An exact copy of the records is required, minus the pictures they hold.

— Listed entries —
********************

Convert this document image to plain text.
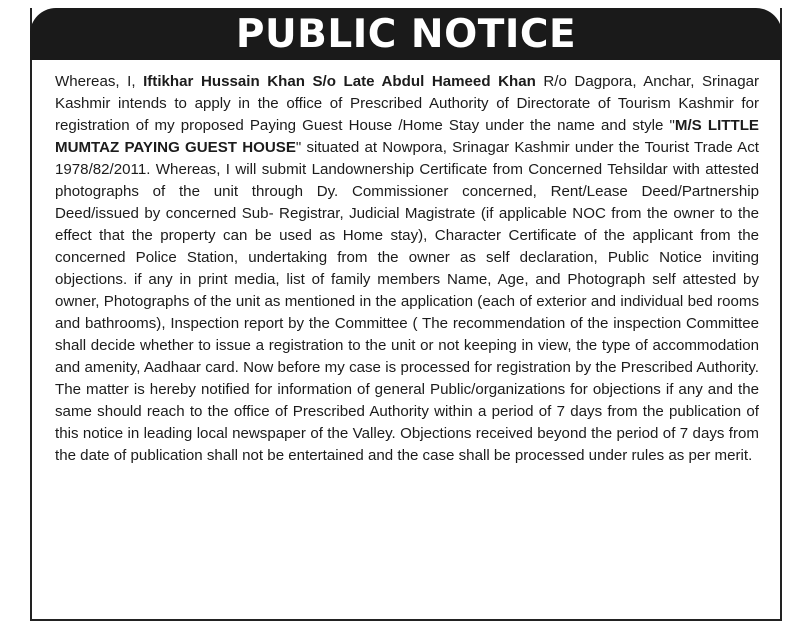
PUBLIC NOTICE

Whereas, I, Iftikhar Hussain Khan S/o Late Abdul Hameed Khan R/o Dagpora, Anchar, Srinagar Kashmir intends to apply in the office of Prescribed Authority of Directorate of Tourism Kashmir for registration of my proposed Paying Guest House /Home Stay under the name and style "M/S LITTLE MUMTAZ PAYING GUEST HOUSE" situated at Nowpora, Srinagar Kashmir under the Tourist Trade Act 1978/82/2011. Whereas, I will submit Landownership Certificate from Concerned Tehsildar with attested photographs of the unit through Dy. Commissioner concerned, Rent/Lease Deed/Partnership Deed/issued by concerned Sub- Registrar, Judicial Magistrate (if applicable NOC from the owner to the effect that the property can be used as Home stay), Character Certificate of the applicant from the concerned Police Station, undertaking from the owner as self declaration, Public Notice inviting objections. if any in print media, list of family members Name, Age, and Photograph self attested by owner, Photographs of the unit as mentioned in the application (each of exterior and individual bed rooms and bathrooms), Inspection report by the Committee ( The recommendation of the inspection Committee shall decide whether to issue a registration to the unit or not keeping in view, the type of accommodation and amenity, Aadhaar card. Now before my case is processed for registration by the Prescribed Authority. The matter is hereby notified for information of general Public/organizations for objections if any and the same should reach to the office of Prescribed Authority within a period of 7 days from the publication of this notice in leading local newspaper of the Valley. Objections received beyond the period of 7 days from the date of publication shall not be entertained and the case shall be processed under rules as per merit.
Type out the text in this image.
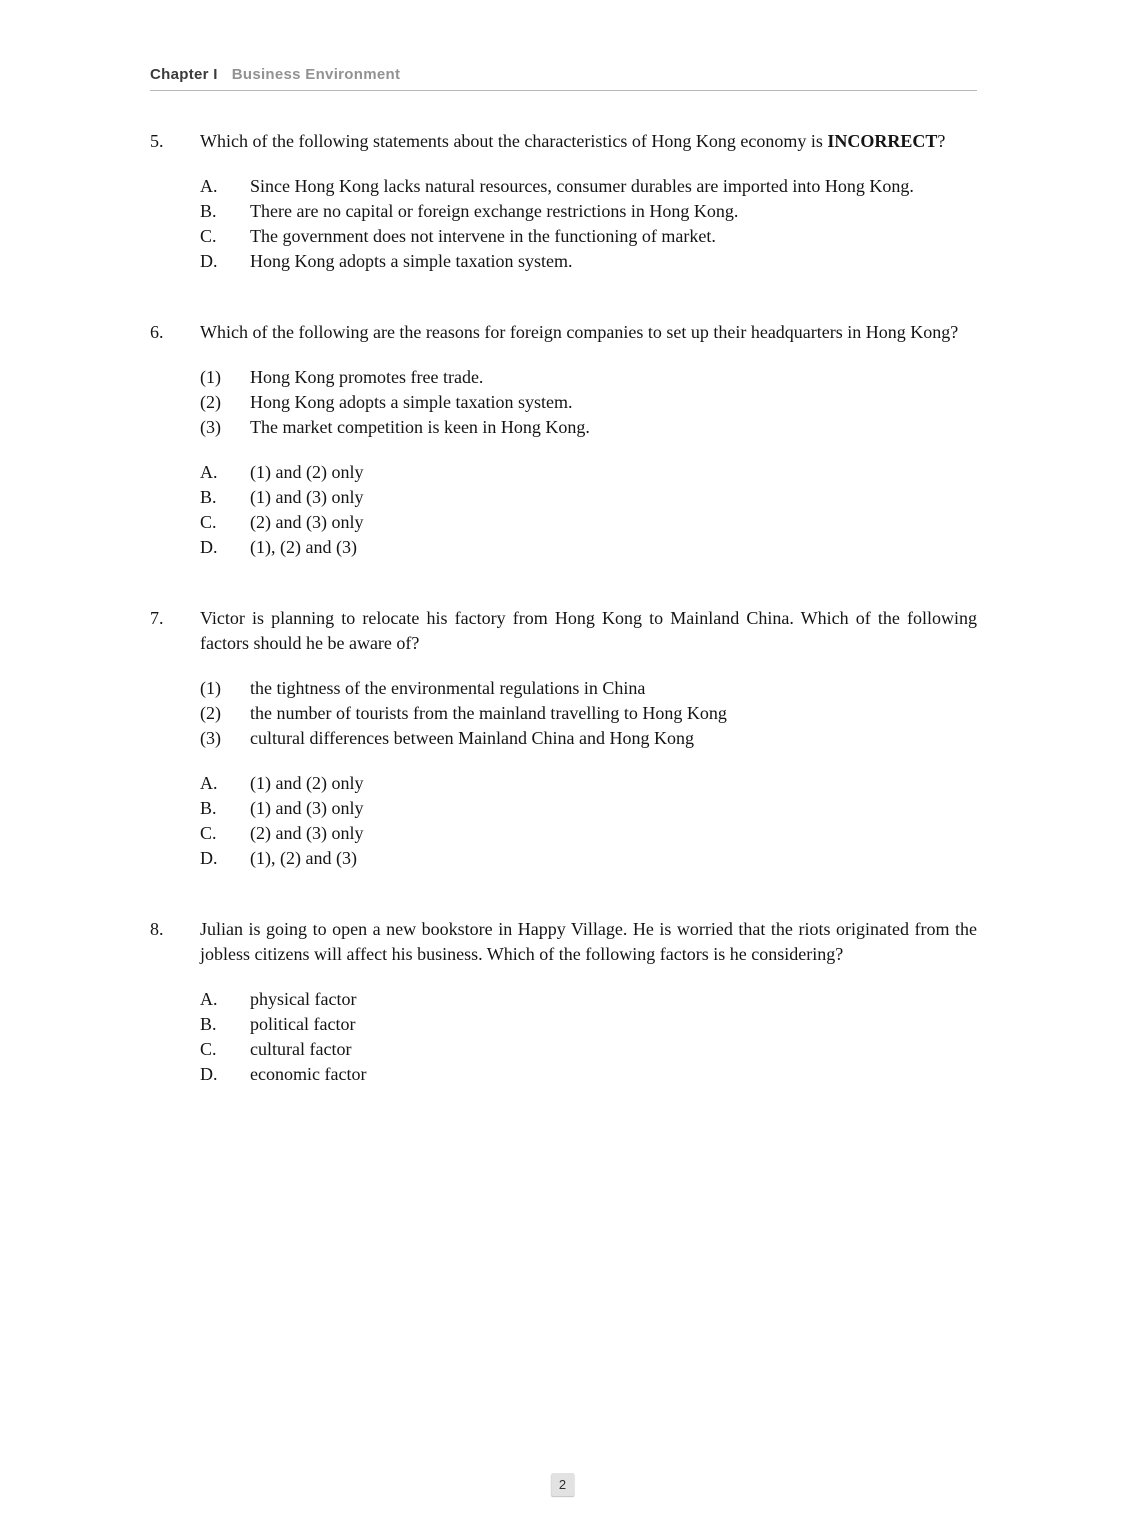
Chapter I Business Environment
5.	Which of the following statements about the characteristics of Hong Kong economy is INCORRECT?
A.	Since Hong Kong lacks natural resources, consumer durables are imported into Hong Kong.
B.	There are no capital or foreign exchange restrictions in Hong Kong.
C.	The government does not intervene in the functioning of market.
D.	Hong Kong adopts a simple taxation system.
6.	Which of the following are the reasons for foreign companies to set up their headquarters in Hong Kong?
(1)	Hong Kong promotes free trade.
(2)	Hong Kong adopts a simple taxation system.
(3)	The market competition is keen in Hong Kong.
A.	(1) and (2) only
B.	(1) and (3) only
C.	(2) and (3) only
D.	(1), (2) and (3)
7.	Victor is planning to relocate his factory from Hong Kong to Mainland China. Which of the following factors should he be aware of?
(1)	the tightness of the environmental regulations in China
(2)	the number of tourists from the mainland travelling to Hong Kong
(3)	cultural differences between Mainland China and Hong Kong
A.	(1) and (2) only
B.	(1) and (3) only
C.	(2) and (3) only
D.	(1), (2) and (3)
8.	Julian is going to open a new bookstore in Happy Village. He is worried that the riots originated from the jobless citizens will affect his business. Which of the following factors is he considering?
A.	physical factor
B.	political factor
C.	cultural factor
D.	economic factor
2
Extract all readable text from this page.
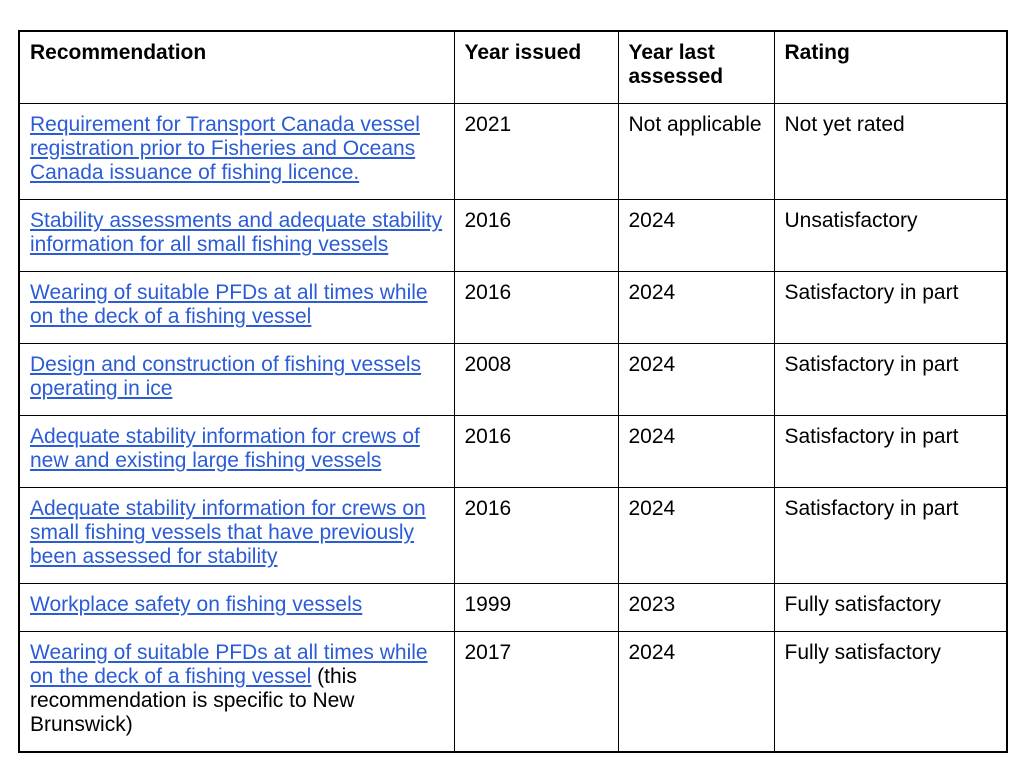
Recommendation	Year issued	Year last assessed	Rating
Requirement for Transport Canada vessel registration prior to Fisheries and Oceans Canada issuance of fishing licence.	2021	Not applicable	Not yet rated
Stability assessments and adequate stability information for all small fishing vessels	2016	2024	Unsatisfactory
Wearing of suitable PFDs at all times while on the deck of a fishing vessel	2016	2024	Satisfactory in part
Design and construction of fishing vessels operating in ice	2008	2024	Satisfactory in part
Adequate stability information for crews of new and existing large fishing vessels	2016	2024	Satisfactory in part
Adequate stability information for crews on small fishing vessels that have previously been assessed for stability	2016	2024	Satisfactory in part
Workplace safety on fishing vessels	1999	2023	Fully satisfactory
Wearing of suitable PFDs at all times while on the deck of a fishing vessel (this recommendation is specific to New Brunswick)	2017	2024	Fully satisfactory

********************

— Result of this exercise —
Convert this document image to plain text.
PUBLIC NOTICE

Whereas, I, Iftikhar Hussain Khan S/o Late Abdul Hameed Khan R/o Dagpora, Anchar, Srinagar Kashmir intends to apply in the office of Prescribed Authority of Directorate of Tourism Kashmir for registration of my proposed Paying Guest House /Home Stay under the name and style "M/S LITTLE MUMTAZ PAYING GUEST HOUSE" situated at Nowpora, Srinagar Kashmir under the Tourist Trade Act 1978/82/2011. Whereas, I will submit Landownership Certificate from Concerned Tehsildar with attested photographs of the unit through Dy. Commissioner concerned, Rent/Lease Deed/Partnership Deed/issued by concerned Sub- Registrar, Judicial Magistrate (if applicable NOC from the owner to the effect that the property can be used as Home stay), Character Certificate of the applicant from the concerned Police Station, undertaking from the owner as self declaration, Public Notice inviting objections. if any in print media, list of family members Name, Age, and Photograph self attested by owner, Photographs of the unit as mentioned in the application (each of exterior and individual bed rooms and bathrooms), Inspection report by the Committee ( The recommendation of the inspection Committee shall decide whether to issue a registration to the unit or not keeping in view, the type of accommodation and amenity, Aadhaar card. Now before my case is processed for registration by the Prescribed Authority. The matter is hereby notified for information of general Public/organizations for objections if any and the same should reach to the office of Prescribed Authority within a period of 7 days from the publication of this notice in leading local newspaper of the Valley. Objections received beyond the period of 7 days from the date of publication shall not be entertained and the case shall be processed under rules as per merit.
Type out the text in this image.
Chapter I Business Environment
5.	Which of the following statements about the characteristics of Hong Kong economy is INCORRECT?
A.	Since Hong Kong lacks natural resources, consumer durables are imported into Hong Kong.
B.	There are no capital or foreign exchange restrictions in Hong Kong.
C.	The government does not intervene in the functioning of market.
D.	Hong Kong adopts a simple taxation system.
6.	Which of the following are the reasons for foreign companies to set up their headquarters in Hong Kong?
(1)	Hong Kong promotes free trade.
(2)	Hong Kong adopts a simple taxation system.
(3)	The market competition is keen in Hong Kong.
A.	(1) and (2) only
B.	(1) and (3) only
C.	(2) and (3) only
D.	(1), (2) and (3)
7.	Victor is planning to relocate his factory from Hong Kong to Mainland China. Which of the following factors should he be aware of?
(1)	the tightness of the environmental regulations in China
(2)	the number of tourists from the mainland travelling to Hong Kong
(3)	cultural differences between Mainland China and Hong Kong
A.	(1) and (2) only
B.	(1) and (3) only
C.	(2) and (3) only
D.	(1), (2) and (3)
8.	Julian is going to open a new bookstore in Happy Village. He is worried that the riots originated from the jobless citizens will affect his business. Which of the following factors is he considering?
A.	physical factor
B.	political factor
C.	cultural factor
D.	economic factor
2
Extract all readable text from this page.
Recommendation	Year issued	Year last assessed	Rating
Requirement for Transport Canada vessel registration prior to Fisheries and Oceans Canada issuance of fishing licence.	2021	Not applicable	Not yet rated
Stability assessments and adequate stability information for all small fishing vessels	2016	2024	Unsatisfactory
Wearing of suitable PFDs at all times while on the deck of a fishing vessel	2016	2024	Satisfactory in part
Design and construction of fishing vessels operating in ice	2008	2024	Satisfactory in part
Adequate stability information for crews of new and existing large fishing vessels	2016	2024	Satisfactory in part
Adequate stability information for crews on small fishing vessels that have previously been assessed for stability	2016	2024	Satisfactory in part
Workplace safety on fishing vessels	1999	2023	Fully satisfactory
Wearing of suitable PFDs at all times while on the deck of a fishing vessel (this recommendation is specific to New Brunswick)	2017	2024	Fully satisfactory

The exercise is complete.